[Items from a dataset]
------------------------------------------------
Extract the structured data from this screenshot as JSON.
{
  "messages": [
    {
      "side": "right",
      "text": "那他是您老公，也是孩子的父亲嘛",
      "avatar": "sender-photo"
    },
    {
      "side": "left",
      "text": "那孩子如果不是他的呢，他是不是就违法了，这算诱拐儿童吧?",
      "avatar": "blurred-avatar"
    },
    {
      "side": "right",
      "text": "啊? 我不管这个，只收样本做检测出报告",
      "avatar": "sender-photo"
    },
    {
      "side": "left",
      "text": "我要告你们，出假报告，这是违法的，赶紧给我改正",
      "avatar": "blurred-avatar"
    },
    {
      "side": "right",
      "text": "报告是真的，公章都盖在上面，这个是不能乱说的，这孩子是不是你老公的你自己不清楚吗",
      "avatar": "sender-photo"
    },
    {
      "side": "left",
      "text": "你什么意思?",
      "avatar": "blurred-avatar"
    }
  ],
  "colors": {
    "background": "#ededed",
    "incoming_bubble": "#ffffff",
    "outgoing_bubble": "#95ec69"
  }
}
------------------------------------------------
▸ **YOUR INSTRUCTIONS**
From the entries above, copy out every line where the string "text" appears.

▸ **RESPONSE TO THIS TASK**
      "text": "那他是您老公，也是孩子的父亲嘛",
      "text": "那孩子如果不是他的呢，他是不是就违法了，这算诱拐儿童吧?",
      "text": "啊? 我不管这个，只收样本做检测出报告",
      "text": "我要告你们，出假报告，这是违法的，赶紧给我改正",
      "text": "报告是真的，公章都盖在上面，这个是不能乱说的，这孩子是不是你老公的你自己不清楚吗",
      "text": "你什么意思?",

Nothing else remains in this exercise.